--- Start ---

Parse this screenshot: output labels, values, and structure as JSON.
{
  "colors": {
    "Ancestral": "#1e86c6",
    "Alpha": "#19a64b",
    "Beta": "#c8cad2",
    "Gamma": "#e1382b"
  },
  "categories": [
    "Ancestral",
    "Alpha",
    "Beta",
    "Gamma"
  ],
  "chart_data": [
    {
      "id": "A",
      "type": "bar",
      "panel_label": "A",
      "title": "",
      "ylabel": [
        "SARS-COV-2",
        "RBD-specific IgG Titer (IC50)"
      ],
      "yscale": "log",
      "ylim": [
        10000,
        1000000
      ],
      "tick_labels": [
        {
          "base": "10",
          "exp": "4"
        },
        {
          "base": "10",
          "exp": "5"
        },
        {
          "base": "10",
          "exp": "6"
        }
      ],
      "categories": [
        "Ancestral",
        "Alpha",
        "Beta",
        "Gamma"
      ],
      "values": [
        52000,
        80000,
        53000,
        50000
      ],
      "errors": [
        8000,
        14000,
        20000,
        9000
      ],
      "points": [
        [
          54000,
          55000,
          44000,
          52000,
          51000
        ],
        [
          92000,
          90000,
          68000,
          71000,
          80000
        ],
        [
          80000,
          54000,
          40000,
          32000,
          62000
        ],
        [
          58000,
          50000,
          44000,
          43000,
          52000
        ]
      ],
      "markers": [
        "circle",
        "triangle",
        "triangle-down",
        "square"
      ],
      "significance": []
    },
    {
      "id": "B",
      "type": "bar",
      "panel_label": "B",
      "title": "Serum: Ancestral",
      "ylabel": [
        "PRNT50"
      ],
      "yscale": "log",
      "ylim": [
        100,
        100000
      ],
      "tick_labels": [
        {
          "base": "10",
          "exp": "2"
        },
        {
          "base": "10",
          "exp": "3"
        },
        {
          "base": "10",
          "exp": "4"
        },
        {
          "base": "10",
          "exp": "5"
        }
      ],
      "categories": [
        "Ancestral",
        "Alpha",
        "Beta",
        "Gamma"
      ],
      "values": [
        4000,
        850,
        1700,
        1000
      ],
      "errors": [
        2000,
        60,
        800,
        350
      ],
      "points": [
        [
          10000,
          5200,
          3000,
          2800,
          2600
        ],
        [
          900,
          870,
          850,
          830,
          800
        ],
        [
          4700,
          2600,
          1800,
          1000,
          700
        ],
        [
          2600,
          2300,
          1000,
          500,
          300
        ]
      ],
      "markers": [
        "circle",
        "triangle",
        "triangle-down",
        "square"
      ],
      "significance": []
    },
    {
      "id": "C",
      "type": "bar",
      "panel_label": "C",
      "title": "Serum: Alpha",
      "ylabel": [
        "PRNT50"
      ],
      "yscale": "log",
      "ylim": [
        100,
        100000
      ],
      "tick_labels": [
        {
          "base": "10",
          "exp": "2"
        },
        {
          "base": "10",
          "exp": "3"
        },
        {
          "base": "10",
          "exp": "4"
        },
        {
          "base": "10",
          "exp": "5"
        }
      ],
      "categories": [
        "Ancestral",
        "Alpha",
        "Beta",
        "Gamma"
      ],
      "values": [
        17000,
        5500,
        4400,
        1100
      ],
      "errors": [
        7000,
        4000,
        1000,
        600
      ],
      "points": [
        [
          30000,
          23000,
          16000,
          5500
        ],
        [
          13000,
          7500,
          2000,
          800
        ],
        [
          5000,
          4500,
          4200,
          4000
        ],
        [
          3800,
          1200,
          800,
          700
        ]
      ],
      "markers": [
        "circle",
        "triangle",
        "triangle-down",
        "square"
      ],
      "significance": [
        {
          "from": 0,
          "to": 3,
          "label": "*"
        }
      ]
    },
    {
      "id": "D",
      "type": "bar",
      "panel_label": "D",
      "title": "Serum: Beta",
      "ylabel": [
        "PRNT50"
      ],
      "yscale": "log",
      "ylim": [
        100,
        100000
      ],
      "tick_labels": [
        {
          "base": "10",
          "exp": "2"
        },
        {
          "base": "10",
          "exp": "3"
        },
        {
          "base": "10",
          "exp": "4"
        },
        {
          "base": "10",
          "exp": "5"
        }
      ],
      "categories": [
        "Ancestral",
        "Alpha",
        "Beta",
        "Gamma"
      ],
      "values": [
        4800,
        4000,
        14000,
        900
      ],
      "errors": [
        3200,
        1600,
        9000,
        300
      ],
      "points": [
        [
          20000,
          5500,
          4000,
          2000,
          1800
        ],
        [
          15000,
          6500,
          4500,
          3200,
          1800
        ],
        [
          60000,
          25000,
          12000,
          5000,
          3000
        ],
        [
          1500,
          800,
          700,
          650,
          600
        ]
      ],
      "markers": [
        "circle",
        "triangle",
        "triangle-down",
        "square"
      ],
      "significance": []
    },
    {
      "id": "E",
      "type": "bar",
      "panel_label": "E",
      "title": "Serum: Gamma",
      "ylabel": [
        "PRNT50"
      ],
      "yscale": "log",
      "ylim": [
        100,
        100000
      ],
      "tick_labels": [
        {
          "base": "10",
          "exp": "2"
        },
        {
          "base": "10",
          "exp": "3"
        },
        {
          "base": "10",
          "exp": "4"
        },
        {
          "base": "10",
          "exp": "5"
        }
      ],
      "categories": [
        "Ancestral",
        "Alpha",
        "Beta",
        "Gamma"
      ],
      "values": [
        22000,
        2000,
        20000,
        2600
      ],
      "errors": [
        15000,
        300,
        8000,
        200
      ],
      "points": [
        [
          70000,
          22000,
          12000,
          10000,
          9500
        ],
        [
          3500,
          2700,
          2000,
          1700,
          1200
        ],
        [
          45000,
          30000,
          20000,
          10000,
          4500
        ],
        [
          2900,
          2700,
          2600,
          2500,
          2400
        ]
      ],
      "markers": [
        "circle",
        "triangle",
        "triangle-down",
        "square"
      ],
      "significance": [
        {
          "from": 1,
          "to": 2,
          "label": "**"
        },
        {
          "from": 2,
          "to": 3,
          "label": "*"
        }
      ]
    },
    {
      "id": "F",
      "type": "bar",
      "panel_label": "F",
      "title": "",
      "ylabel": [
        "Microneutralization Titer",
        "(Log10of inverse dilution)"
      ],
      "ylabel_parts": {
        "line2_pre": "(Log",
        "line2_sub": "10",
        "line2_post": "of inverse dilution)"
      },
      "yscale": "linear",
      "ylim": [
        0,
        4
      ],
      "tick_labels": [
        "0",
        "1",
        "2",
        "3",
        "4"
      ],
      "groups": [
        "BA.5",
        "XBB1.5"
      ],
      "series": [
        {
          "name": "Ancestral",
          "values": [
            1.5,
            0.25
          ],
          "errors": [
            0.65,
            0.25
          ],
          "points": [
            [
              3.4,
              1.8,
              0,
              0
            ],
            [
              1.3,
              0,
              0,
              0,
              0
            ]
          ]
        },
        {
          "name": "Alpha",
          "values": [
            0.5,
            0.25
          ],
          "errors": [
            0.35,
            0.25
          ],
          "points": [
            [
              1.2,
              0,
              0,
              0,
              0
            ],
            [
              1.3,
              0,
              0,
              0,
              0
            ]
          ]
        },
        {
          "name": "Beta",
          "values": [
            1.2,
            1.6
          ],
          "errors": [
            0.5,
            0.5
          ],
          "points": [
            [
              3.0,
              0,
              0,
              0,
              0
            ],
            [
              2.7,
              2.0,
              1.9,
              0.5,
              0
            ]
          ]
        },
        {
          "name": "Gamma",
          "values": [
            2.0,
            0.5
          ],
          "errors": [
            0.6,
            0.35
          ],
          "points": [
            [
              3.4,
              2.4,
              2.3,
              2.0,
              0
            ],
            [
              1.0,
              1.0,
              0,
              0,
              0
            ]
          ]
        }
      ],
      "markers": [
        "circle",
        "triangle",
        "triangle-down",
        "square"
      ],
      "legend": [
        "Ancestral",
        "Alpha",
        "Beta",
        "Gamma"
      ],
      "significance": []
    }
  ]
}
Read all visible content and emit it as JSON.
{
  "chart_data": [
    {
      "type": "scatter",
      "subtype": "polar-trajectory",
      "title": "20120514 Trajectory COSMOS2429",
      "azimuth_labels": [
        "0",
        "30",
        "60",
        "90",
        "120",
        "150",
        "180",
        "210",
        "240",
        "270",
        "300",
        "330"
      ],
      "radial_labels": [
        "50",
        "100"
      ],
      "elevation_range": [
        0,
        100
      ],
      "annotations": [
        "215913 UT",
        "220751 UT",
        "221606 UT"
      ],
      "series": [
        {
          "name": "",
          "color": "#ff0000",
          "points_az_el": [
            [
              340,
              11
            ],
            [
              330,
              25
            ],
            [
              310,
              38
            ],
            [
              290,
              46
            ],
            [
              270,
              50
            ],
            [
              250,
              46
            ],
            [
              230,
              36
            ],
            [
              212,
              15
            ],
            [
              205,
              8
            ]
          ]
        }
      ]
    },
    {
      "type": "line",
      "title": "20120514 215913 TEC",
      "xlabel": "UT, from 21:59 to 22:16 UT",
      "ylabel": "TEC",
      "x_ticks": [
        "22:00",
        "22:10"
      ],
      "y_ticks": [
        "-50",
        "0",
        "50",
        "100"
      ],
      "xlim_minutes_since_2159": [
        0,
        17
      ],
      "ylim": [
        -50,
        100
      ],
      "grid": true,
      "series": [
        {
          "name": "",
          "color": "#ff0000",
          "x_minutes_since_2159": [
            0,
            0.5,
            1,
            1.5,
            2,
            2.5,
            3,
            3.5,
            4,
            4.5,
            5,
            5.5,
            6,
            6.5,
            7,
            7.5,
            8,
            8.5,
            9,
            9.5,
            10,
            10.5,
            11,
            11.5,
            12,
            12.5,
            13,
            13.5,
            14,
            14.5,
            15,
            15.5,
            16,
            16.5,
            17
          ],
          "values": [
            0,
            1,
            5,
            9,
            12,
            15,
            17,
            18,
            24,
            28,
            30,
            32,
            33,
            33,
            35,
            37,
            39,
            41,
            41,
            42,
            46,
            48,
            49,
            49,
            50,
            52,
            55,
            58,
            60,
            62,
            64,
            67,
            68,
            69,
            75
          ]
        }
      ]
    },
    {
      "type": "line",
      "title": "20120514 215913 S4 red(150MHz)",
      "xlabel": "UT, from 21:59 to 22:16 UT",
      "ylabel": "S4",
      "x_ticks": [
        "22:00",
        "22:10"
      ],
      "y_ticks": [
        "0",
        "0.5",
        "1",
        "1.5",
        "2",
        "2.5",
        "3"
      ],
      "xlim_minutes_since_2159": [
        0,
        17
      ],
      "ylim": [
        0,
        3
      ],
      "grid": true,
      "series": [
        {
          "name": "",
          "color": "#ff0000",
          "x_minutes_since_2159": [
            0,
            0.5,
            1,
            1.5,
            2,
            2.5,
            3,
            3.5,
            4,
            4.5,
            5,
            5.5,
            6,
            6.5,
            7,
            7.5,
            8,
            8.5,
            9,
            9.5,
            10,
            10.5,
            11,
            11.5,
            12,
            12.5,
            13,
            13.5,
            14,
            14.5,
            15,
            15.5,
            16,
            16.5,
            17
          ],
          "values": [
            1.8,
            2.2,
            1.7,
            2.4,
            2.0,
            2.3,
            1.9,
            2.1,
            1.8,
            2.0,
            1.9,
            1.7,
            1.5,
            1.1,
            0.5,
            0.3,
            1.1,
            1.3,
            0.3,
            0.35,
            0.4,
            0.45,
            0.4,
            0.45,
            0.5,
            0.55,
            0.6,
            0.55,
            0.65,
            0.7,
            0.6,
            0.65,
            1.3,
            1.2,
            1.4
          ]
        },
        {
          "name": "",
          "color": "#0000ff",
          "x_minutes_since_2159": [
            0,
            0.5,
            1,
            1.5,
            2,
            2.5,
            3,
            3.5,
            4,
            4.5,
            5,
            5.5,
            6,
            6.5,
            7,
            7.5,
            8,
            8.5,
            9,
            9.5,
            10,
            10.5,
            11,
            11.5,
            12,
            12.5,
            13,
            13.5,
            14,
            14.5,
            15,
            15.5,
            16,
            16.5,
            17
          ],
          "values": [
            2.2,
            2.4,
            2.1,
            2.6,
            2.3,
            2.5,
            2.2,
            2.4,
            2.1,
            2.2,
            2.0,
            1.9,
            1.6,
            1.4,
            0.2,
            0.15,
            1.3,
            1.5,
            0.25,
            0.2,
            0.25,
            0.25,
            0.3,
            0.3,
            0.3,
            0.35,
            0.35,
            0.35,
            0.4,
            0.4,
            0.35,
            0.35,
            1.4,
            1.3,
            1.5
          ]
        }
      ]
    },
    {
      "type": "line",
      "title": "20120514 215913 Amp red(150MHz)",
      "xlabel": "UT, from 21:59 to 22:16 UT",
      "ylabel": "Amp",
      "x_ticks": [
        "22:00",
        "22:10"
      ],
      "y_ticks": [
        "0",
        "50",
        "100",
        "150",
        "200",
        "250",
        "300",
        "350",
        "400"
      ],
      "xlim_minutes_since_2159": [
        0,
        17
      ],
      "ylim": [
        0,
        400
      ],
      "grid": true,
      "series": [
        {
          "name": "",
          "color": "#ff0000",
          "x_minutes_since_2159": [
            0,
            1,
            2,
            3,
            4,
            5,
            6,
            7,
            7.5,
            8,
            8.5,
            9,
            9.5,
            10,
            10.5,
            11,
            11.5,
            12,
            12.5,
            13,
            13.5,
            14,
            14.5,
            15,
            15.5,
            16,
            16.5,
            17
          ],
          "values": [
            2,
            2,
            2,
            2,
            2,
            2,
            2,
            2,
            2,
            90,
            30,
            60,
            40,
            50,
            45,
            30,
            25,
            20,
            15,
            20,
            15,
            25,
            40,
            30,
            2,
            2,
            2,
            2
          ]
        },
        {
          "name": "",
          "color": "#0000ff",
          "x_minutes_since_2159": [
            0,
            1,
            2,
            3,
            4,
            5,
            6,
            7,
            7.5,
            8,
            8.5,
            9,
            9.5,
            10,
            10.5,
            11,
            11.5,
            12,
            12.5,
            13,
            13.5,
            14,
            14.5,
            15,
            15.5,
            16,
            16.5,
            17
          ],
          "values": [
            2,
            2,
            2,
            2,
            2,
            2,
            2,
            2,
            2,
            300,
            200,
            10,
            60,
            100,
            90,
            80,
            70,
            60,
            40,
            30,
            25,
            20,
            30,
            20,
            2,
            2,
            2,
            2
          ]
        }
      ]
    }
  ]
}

--- End ---

Task instructions. Every line in the data that holds "inverse" should be copied out.

Reply to the task.
        "(Log10of inverse dilution)"
        "line2_post": "of inverse dilution)"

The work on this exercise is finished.